| EXERCISE |
Can you resume the piece below on Booker's drug-price report, continuing from its last sentence?

Booker released a detailed report taking the three companies to task -- along with seven other pharmaceutical companies -- for failing to cut drug prices following a corporate tax cut that delivered billions in savings for the companies.
In the past, Booker was a solid vote for the interests of the pharmaceutical industry and the jobs that they created in the Garden State. And his critics were quick to point out that the Big Pharma firms were generous with their support of Booker, sending more than $400,000 in contributions his way since 2013.
But the romance has soured. Booker, a leading new voice in the Democratic Party, announced last June that his acceptance of political donations coming from the pharmaceutical industry were being put on hold because they were becoming a distraction in his efforts to bring down drug prices. In February Booker said he was done taking political donations from political action committees, or PACs.
It has been rumored that Booker is among a small group of Democrats considering a run for the White House in 2020 and his new position on political donations may be a nod to that effort.
But that doesn't explain the 16-page report that not only criticizes 10 pharma companies for not lowering drug prices but outlines billions in stock buybacks as well as actual increases in drug prices. "Instead of using the windfall to benefit consumers in the form of lower drug prices, they're using their savings to line the pockets of wealthy shareholders and executives. That's unacceptable."

| DATA RECORDS |
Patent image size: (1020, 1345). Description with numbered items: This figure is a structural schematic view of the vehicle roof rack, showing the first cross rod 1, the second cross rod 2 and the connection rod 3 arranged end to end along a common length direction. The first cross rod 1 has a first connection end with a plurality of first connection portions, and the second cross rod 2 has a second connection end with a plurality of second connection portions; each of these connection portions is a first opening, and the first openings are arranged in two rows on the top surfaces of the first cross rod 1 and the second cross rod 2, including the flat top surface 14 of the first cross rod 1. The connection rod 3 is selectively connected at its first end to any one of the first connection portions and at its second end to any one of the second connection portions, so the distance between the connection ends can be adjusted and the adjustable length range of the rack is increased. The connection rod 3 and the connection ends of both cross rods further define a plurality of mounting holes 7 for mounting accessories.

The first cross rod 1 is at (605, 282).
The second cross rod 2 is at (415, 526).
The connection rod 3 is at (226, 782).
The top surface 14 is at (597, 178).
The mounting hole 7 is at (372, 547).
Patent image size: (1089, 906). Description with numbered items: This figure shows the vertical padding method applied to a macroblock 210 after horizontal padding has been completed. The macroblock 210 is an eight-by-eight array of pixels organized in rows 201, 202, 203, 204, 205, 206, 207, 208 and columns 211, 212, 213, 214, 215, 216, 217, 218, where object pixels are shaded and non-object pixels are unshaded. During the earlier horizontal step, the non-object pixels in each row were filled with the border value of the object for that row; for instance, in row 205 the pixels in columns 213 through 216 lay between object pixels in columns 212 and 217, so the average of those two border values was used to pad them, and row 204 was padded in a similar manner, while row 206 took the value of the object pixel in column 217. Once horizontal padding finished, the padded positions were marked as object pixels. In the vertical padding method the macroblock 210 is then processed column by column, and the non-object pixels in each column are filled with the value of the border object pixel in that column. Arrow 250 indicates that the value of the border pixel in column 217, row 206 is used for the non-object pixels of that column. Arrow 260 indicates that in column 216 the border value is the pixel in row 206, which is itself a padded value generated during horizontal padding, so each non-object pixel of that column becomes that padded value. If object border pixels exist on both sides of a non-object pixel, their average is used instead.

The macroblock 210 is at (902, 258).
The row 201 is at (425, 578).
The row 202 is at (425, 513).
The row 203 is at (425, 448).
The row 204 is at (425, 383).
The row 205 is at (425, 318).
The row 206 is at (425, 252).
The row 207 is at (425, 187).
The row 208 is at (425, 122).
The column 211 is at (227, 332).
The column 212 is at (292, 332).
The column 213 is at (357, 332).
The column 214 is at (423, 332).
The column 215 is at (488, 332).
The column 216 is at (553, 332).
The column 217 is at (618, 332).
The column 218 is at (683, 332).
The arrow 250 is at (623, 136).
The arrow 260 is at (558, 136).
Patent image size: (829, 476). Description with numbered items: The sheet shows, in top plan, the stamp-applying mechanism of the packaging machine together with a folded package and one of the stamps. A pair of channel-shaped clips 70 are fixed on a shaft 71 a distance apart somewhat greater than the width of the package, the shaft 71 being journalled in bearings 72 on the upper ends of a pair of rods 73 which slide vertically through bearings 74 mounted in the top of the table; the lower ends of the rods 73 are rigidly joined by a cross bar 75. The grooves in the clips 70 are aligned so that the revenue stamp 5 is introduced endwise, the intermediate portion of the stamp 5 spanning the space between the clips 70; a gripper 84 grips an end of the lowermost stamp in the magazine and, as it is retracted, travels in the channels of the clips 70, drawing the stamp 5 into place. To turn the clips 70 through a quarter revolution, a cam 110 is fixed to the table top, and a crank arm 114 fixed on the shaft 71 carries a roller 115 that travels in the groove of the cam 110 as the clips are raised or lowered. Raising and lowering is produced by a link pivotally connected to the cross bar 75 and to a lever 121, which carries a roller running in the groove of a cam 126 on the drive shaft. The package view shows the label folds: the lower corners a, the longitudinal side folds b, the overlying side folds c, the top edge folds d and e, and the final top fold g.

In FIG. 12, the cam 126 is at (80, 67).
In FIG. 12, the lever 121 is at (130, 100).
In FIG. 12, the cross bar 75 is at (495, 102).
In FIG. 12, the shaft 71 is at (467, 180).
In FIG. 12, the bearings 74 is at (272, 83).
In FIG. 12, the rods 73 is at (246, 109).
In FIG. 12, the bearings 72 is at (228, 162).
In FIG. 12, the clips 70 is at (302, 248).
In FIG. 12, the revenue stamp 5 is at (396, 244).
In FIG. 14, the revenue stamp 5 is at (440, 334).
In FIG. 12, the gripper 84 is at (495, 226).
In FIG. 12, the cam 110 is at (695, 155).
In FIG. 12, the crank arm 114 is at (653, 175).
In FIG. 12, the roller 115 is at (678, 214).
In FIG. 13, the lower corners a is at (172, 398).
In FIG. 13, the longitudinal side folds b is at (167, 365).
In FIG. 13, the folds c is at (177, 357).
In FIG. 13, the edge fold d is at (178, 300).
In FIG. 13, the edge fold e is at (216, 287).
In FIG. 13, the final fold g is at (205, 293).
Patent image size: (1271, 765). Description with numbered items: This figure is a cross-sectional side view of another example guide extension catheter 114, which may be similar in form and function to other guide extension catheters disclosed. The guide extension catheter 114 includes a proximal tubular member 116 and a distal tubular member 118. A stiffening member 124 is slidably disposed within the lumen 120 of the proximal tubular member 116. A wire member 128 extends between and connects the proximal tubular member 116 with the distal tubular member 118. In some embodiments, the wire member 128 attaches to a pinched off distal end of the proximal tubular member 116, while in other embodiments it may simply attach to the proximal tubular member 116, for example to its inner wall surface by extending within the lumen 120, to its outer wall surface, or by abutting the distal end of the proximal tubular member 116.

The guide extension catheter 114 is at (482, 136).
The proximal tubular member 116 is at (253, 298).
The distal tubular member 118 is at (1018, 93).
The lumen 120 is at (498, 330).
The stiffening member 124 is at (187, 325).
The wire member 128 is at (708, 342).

| TASK ANSWER |
Booker points out that the tax cut that dropped the corporate tax rate from 35% to 21% benefited the pharmaceutical sector in particular. It not only shaved 14% off the tax rate but also gave companies that had cash stashed overseas a one-time tax break on the repatriated money, dropping the rate to 15.5% to bring those dollars home. The report pointed to the New Jersey companies Merck, J & J and Celgene, as having $21.9 billion, $41.3 billion and $6.1 billion respectively deposited overseas, according to a 2017 Credit Suisse report.
The report also noted that Merck plans a $10 billion stock buyback program and Celgene a $5 billion program because of the tax break.
Booker's report took on other companies as well. Pfizer (PFE) , Gilead Sciences (GILD) , AbbVie (ABBV) , Amgen (AMGN) , Bristol-Myers Squibb (BMY) Eli Lilly & Co. (LLY) , and Mylan NV (MYL) are cited for everything from raising drug prices, to stock buybacks and putting shareholder interest before that of the public.
Merck, J&J and Celgene did not respond to a request for comment on Booker's report.
The pharmaceutical advocacy organization, Pharmaceutical Research and Manufacturers of America, took issue with the report, saying that Booker failed to point out that the same companies did use tax savings for research and development, employee bonuses and capital improvement projects.